*** Source material Section Begins ***

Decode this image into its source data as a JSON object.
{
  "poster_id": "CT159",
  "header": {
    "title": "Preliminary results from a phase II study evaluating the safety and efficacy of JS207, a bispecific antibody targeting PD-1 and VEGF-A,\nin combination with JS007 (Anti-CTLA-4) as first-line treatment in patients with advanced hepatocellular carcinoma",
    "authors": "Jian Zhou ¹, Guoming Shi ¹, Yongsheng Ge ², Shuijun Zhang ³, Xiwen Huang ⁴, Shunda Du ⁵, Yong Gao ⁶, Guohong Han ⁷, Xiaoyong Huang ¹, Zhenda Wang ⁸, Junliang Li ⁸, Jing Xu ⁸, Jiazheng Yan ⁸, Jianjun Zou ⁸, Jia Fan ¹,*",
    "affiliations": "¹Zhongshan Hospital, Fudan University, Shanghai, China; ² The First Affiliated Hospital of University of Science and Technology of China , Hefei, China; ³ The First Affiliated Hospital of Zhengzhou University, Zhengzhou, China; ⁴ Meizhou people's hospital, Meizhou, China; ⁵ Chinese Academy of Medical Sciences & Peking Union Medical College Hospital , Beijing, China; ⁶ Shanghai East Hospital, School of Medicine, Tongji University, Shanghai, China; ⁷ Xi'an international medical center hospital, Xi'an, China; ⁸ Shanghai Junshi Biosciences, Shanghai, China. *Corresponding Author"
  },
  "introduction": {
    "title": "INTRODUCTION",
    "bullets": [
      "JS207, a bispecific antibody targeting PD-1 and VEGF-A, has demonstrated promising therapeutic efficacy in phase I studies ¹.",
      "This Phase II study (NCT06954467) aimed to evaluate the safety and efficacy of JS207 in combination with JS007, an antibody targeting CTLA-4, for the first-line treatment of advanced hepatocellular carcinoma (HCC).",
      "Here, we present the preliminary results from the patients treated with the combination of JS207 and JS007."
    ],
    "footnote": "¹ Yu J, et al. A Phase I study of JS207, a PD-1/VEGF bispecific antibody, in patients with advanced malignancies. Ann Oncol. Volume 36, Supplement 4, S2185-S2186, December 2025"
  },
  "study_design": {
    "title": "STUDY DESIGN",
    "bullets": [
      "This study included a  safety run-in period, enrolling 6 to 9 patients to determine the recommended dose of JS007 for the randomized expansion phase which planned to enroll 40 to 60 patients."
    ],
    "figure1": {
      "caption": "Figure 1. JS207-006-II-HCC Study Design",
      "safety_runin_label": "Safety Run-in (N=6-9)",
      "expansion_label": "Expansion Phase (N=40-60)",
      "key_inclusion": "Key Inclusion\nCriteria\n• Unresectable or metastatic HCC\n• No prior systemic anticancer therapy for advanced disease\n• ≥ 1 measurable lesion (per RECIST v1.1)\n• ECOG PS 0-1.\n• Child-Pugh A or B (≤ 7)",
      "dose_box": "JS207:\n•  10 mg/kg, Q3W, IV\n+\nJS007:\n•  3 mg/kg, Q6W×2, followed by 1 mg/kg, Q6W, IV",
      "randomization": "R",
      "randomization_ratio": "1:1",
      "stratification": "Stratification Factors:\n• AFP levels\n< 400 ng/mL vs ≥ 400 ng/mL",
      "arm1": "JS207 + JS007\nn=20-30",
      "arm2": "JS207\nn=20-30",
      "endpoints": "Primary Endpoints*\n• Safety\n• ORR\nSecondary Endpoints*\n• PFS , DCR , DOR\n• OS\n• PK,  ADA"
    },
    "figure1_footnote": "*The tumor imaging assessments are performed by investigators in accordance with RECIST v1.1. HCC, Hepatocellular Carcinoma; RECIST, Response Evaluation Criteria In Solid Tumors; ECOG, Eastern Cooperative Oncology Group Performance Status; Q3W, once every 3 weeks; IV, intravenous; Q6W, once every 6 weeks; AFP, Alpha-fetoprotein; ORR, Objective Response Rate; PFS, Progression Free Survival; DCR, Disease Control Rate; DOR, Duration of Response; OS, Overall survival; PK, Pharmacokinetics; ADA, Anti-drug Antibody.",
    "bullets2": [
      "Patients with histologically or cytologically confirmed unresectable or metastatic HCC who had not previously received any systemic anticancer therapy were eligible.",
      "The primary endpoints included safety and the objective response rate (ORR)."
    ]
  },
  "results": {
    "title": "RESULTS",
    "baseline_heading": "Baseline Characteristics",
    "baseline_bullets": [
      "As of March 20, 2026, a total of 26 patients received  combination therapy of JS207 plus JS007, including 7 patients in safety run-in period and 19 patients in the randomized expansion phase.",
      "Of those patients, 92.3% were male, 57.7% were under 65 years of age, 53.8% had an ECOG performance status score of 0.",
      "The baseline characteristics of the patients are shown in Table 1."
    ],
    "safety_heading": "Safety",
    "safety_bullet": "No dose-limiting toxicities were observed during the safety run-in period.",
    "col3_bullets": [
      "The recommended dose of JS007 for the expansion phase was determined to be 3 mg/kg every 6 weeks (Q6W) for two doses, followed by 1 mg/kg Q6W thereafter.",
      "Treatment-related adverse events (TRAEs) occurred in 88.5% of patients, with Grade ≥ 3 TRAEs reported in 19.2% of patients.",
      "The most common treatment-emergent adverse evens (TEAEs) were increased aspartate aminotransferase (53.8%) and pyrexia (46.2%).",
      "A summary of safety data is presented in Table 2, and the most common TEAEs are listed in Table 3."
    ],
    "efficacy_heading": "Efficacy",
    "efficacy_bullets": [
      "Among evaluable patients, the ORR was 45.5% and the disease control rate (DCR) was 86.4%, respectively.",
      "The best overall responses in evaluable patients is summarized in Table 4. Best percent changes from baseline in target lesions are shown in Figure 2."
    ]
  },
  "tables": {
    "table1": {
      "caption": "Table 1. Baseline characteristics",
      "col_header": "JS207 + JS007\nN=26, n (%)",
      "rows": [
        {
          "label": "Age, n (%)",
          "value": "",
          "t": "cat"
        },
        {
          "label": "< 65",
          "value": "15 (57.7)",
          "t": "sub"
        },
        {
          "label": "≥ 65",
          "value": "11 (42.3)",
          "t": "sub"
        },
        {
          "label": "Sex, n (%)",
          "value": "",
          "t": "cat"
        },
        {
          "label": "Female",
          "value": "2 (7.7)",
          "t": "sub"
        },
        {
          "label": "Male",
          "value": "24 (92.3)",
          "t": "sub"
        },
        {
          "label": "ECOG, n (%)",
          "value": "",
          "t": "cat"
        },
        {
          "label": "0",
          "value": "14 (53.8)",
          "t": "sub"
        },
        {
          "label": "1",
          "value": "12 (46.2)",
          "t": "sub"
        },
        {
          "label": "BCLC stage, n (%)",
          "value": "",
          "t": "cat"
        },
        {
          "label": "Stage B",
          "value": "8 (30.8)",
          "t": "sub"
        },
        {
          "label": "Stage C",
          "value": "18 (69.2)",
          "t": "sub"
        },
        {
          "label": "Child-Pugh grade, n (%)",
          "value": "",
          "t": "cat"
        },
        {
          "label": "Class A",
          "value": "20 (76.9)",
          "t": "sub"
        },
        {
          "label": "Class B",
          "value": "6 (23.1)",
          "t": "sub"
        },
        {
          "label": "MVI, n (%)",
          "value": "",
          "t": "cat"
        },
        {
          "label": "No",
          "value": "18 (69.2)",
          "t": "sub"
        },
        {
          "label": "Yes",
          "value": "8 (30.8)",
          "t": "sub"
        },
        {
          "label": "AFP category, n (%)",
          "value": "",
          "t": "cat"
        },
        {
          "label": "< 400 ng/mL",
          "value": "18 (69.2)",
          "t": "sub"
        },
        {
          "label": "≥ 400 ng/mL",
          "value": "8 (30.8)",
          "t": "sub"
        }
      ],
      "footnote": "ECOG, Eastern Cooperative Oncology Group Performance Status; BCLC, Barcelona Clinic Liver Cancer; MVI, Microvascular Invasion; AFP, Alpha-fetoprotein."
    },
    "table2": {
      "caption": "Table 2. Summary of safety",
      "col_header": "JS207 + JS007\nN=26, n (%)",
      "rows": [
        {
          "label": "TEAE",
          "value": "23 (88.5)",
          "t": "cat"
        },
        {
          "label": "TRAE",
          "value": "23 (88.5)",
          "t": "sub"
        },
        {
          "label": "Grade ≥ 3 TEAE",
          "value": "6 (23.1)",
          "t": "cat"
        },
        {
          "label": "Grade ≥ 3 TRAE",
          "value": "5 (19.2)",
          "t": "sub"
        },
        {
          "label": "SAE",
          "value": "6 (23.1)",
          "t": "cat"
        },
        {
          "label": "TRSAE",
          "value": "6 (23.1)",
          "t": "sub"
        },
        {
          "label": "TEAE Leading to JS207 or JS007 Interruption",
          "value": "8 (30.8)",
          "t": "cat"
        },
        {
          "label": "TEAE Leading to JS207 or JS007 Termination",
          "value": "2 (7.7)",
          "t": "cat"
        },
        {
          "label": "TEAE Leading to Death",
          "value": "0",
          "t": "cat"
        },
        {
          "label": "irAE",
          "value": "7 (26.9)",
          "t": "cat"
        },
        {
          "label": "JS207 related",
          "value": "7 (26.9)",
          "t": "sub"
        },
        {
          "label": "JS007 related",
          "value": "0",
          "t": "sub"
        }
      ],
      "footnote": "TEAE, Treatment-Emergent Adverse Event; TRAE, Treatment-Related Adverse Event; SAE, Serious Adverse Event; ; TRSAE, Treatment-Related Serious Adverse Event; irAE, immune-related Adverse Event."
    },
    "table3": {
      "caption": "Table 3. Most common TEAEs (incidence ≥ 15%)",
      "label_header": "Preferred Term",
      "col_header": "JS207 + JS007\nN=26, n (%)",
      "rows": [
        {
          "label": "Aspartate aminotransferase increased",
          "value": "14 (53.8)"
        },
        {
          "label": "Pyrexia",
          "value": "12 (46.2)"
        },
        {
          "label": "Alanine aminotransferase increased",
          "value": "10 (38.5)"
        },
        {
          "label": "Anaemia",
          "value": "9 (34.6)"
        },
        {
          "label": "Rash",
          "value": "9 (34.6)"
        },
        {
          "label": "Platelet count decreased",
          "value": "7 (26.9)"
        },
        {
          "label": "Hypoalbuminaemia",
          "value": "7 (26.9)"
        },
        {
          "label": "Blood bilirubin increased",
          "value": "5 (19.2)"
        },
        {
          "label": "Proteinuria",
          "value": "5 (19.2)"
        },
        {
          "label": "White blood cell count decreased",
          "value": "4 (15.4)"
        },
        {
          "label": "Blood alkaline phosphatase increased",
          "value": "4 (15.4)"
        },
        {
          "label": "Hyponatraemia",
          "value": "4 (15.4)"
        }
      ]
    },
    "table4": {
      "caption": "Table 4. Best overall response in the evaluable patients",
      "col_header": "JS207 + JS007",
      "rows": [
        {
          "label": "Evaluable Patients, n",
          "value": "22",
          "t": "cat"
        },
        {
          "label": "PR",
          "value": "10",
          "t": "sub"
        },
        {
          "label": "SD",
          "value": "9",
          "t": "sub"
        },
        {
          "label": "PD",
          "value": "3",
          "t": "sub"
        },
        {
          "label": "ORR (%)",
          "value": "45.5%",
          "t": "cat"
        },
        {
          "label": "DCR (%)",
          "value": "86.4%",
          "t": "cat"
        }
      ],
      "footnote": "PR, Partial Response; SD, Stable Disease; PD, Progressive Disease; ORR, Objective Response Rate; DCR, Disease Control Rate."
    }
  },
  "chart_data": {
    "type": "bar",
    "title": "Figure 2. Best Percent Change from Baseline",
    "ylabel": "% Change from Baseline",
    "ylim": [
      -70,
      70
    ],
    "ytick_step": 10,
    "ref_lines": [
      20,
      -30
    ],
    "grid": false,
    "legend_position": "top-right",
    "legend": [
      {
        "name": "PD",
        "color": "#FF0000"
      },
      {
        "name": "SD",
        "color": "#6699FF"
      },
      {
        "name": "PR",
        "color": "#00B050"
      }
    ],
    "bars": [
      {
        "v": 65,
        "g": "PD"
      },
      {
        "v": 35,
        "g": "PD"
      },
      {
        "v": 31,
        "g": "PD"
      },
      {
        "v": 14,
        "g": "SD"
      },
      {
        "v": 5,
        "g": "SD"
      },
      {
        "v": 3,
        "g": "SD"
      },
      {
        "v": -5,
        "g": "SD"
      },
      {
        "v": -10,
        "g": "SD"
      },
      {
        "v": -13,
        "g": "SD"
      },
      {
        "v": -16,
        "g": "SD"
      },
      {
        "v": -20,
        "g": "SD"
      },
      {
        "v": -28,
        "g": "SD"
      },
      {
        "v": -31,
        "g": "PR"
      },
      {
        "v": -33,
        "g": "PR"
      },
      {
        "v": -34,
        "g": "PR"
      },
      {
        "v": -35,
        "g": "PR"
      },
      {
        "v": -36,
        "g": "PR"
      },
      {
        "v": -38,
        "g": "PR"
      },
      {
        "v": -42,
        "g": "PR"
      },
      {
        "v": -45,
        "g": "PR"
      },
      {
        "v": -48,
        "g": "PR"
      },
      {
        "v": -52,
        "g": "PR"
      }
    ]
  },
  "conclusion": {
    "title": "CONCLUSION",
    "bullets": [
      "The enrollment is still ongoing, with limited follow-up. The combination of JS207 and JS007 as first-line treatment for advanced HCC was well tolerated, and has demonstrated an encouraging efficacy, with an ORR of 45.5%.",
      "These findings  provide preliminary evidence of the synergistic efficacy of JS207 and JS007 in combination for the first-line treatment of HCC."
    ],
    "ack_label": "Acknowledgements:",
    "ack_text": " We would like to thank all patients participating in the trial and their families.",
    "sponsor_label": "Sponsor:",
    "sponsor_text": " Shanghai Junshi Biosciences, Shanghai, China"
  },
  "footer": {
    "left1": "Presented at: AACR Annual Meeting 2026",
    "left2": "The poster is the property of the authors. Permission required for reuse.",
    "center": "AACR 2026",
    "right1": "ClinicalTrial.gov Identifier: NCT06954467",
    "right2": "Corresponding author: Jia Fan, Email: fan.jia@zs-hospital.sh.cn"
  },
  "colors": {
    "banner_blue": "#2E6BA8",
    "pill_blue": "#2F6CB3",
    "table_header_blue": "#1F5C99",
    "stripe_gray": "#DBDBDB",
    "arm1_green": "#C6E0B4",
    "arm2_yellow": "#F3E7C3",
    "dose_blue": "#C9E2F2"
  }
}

*** Source material Section Ends ***

▶ About this task
From the entries, copy out each line containing the word "received".

▶ Task result
      "Patients with histologically or cytologically confirmed unresectable or metastatic HCC who had not previously received any systemic anticancer therapy were eligible.",
      "As of March 20, 2026, a total of 26 patients received  combination therapy of JS207 plus JS007, including 7 patients in safety run-in period and 19 patients in the randomized expansion phase.",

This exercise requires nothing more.